━━━ DATA EXTRACT ━━━

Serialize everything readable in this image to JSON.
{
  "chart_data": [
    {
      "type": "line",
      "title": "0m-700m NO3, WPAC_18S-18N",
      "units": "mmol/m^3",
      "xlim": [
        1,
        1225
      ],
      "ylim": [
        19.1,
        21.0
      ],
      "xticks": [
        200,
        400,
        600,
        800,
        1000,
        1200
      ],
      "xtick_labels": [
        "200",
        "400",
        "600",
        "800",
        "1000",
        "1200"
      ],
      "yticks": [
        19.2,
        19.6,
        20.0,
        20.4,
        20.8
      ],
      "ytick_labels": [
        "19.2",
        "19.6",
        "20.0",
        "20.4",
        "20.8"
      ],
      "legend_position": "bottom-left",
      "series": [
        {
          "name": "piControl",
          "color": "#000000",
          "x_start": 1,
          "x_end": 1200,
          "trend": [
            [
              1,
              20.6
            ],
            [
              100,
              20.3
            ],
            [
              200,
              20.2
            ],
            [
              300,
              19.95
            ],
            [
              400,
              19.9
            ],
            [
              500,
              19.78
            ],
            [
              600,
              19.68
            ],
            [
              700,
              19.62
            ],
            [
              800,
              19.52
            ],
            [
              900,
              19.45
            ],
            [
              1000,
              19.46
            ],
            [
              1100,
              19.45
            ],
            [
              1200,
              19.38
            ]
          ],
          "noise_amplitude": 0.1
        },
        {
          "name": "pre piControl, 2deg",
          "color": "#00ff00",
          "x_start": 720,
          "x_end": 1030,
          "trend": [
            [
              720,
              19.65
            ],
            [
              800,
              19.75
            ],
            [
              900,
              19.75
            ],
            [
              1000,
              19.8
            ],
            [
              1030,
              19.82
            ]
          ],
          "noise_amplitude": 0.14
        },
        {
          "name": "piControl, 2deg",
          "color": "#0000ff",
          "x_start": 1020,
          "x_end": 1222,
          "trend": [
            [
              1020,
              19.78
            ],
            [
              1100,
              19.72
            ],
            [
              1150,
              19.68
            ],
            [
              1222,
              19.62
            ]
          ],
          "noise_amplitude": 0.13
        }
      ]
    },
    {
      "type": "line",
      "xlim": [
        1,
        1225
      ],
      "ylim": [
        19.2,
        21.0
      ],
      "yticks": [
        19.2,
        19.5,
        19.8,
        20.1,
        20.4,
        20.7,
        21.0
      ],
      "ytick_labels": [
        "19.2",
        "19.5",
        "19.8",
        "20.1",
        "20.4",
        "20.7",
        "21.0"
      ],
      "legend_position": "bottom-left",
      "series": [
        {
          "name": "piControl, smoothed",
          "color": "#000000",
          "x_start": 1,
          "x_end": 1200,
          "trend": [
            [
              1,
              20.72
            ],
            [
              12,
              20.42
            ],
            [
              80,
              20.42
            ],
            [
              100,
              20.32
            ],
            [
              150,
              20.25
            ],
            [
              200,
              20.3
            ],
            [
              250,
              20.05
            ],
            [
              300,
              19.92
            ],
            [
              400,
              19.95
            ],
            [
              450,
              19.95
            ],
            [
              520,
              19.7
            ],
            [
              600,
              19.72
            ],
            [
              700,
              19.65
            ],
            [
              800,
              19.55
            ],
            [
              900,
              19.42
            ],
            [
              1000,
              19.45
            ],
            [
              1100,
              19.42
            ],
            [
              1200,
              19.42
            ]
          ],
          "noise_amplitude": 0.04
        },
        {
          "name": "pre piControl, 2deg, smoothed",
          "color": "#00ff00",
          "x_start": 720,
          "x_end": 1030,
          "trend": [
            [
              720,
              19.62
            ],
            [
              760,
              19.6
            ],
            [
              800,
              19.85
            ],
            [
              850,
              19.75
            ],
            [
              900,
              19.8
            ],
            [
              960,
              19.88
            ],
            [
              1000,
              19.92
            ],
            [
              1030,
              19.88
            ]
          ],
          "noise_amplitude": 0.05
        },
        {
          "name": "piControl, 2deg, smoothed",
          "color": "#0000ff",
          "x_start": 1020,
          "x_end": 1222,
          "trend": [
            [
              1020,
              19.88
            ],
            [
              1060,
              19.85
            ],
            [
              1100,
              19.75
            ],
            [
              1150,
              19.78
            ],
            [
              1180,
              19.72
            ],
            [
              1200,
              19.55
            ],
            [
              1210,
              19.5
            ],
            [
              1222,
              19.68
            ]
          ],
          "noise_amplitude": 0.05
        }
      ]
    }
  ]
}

━━━

Reproduce each line verbatim.

Serialize everything readable in this image to JSON.
{
  "chart_data": [
    {
      "type": "line",
      "title": "0m-700m NO3, WPAC_18S-18N",
      "units": "mmol/m^3",
      "xlim": [
        1,
        1225
      ],
      "ylim": [
        19.1,
        21.0
      ],
      "xticks": [
        200,
        400,
        600,
        800,
        1000,
        1200
      ],
      "xtick_labels": [
        "200",
        "400",
        "600",
        "800",
        "1000",
        "1200"
      ],
      "yticks": [
        19.2,
        19.6,
        20.0,
        20.4,
        20.8
      ],
      "ytick_labels": [
        "19.2",
        "19.6",
        "20.0",
        "20.4",
        "20.8"
      ],
      "legend_position": "bottom-left",
      "series": [
        {
          "name": "piControl",
          "color": "#000000",
          "x_start": 1,
          "x_end": 1200,
          "trend": [
            [
              1,
              20.6
            ],
            [
              100,
              20.3
            ],
            [
              200,
              20.2
            ],
            [
              300,
              19.95
            ],
            [
              400,
              19.9
            ],
            [
              500,
              19.78
            ],
            [
              600,
              19.68
            ],
            [
              700,
              19.62
            ],
            [
              800,
              19.52
            ],
            [
              900,
              19.45
            ],
            [
              1000,
              19.46
            ],
            [
              1100,
              19.45
            ],
            [
              1200,
              19.38
            ]
          ],
          "noise_amplitude": 0.1
        },
        {
          "name": "pre piControl, 2deg",
          "color": "#00ff00",
          "x_start": 720,
          "x_end": 1030,
          "trend": [
            [
              720,
              19.65
            ],
            [
              800,
              19.75
            ],
            [
              900,
              19.75
            ],
            [
              1000,
              19.8
            ],
            [
              1030,
              19.82
            ]
          ],
          "noise_amplitude": 0.14
        },
        {
          "name": "piControl, 2deg",
          "color": "#0000ff",
          "x_start": 1020,
          "x_end": 1222,
          "trend": [
            [
              1020,
              19.78
            ],
            [
              1100,
              19.72
            ],
            [
              1150,
              19.68
            ],
            [
              1222,
              19.62
            ]
          ],
          "noise_amplitude": 0.13
        }
      ]
    },
    {
      "type": "line",
      "xlim": [
        1,
        1225
      ],
      "ylim": [
        19.2,
        21.0
      ],
      "yticks": [
        19.2,
        19.5,
        19.8,
        20.1,
        20.4,
        20.7,
        21.0
      ],
      "ytick_labels": [
        "19.2",
        "19.5",
        "19.8",
        "20.1",
        "20.4",
        "20.7",
        "21.0"
      ],
      "legend_position": "bottom-left",
      "series": [
        {
          "name": "piControl, smoothed",
          "color": "#000000",
          "x_start": 1,
          "x_end": 1200,
          "trend": [
            [
              1,
              20.72
            ],
            [
              12,
              20.42
            ],
            [
              80,
              20.42
            ],
            [
              100,
              20.32
            ],
            [
              150,
              20.25
            ],
            [
              200,
              20.3
            ],
            [
              250,
              20.05
            ],
            [
              300,
              19.92
            ],
            [
              400,
              19.95
            ],
            [
              450,
              19.95
            ],
            [
              520,
              19.7
            ],
            [
              600,
              19.72
            ],
            [
              700,
              19.65
            ],
            [
              800,
              19.55
            ],
            [
              900,
              19.42
            ],
            [
              1000,
              19.45
            ],
            [
              1100,
              19.42
            ],
            [
              1200,
              19.42
            ]
          ],
          "noise_amplitude": 0.04
        },
        {
          "name": "pre piControl, 2deg, smoothed",
          "color": "#00ff00",
          "x_start": 720,
          "x_end": 1030,
          "trend": [
            [
              720,
              19.62
            ],
            [
              760,
              19.6
            ],
            [
              800,
              19.85
            ],
            [
              850,
              19.75
            ],
            [
              900,
              19.8
            ],
            [
              960,
              19.88
            ],
            [
              1000,
              19.92
            ],
            [
              1030,
              19.88
            ]
          ],
          "noise_amplitude": 0.05
        },
        {
          "name": "piControl, 2deg, smoothed",
          "color": "#0000ff",
          "x_start": 1020,
          "x_end": 1222,
          "trend": [
            [
              1020,
              19.88
            ],
            [
              1060,
              19.85
            ],
            [
              1100,
              19.75
            ],
            [
              1150,
              19.78
            ],
            [
              1180,
              19.72
            ],
            [
              1200,
              19.55
            ],
            [
              1210,
              19.5
            ],
            [
              1222,
              19.68
            ]
          ],
          "noise_amplitude": 0.05
        }
      ]
    }
  ]
}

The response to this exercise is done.